MATERIAL PROVIDED —
■ ■ ■

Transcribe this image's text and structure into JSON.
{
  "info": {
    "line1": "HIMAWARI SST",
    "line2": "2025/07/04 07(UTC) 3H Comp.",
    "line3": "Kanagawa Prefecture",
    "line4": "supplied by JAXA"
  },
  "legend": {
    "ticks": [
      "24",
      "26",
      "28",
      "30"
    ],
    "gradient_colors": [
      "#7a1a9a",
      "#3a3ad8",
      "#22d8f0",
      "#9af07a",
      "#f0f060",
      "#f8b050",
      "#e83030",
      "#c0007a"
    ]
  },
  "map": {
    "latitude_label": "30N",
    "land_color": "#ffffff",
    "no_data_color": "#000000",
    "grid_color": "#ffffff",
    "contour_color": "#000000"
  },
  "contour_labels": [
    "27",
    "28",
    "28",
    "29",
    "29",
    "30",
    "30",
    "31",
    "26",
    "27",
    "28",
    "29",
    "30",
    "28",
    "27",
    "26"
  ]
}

■ ■ ■

STATED GOAL — Output the full listing exactly as it stands.

ANSWER TO THIS PROBLEM —
Transcribe this image's text and structure into JSON.
{
  "info": {
    "line1": "HIMAWARI SST",
    "line2": "2025/07/04 07(UTC) 3H Comp.",
    "line3": "Kanagawa Prefecture",
    "line4": "supplied by JAXA"
  },
  "legend": {
    "ticks": [
      "24",
      "26",
      "28",
      "30"
    ],
    "gradient_colors": [
      "#7a1a9a",
      "#3a3ad8",
      "#22d8f0",
      "#9af07a",
      "#f0f060",
      "#f8b050",
      "#e83030",
      "#c0007a"
    ]
  },
  "map": {
    "latitude_label": "30N",
    "land_color": "#ffffff",
    "no_data_color": "#000000",
    "grid_color": "#ffffff",
    "contour_color": "#000000"
  },
  "contour_labels": [
    "27",
    "28",
    "28",
    "29",
    "29",
    "30",
    "30",
    "31",
    "26",
    "27",
    "28",
    "29",
    "30",
    "28",
    "27",
    "26"
  ]
}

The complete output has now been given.